* _Data extract_
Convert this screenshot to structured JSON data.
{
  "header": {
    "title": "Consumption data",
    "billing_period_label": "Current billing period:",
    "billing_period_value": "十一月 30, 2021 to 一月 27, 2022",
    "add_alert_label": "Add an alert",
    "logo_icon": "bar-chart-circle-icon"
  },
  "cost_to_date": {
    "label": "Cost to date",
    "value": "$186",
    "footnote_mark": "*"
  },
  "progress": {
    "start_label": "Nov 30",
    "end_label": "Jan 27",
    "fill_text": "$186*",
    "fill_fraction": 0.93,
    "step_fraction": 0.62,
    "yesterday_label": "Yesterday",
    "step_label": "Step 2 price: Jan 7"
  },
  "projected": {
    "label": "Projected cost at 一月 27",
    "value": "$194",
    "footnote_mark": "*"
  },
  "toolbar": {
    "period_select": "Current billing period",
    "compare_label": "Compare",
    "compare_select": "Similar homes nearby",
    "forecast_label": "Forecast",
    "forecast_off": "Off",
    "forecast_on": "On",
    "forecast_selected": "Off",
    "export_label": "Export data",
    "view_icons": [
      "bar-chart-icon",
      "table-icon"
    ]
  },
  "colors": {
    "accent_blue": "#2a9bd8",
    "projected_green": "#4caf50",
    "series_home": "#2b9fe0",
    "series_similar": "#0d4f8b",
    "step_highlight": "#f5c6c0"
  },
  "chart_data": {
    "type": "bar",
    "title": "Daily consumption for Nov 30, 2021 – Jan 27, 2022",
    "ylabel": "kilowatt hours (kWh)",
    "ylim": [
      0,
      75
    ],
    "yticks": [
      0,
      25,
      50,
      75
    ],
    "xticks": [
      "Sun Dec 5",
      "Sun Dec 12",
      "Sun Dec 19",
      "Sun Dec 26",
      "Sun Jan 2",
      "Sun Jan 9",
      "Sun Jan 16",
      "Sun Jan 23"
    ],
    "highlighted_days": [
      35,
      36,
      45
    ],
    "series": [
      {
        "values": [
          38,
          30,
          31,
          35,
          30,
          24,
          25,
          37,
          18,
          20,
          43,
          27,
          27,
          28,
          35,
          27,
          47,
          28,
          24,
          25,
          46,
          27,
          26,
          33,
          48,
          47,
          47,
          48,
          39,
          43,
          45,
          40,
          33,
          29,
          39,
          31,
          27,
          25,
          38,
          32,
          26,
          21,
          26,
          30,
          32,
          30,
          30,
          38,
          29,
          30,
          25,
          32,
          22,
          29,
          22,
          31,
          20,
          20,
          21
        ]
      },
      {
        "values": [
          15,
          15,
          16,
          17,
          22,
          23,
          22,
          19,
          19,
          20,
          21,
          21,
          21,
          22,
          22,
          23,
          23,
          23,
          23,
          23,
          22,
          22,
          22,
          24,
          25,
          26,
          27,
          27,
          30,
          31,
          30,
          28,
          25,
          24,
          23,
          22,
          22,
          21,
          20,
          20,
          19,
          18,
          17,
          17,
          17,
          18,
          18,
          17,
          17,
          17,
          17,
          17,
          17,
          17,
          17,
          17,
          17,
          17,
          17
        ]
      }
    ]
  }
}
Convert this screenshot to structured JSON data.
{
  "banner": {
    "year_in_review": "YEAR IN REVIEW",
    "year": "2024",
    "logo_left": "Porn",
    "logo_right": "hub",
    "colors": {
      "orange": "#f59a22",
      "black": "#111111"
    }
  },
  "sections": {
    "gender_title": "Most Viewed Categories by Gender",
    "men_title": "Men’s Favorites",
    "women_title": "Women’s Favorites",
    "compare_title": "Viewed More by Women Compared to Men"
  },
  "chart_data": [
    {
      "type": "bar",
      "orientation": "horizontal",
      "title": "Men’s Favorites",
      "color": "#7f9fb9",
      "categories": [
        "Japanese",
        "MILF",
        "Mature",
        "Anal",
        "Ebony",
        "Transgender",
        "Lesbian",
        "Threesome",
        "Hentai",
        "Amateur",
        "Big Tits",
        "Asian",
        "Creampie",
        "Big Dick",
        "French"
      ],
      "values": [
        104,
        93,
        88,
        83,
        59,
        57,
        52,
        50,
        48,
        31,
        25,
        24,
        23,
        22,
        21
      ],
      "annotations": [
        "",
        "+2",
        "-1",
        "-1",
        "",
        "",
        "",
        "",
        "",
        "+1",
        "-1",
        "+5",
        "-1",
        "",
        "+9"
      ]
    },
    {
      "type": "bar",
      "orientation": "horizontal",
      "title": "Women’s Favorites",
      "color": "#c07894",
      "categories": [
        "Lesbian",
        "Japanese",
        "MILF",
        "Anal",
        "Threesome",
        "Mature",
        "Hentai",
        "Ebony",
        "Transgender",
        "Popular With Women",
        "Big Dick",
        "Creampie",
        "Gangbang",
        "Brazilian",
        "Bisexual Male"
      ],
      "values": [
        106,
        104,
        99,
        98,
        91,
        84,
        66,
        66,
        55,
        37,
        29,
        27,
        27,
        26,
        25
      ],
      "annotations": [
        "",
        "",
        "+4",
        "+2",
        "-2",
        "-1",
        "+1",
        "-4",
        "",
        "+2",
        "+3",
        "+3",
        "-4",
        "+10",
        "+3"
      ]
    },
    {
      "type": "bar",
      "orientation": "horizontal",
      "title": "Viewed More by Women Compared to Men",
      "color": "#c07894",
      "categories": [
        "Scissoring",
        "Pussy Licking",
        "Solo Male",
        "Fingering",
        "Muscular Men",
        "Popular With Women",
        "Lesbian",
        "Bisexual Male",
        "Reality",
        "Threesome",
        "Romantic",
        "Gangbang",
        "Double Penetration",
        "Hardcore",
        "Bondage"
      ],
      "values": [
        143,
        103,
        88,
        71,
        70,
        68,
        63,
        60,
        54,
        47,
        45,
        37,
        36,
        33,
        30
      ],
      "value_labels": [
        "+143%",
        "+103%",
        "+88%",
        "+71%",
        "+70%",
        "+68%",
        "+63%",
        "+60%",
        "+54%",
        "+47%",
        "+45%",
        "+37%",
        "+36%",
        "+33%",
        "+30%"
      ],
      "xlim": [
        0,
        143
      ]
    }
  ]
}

* _Prompt_
Find "Male". Copy every line it occurs in.

* _Correct result_
        "Bisexual Male"
        "Solo Male",
        "Bisexual Male",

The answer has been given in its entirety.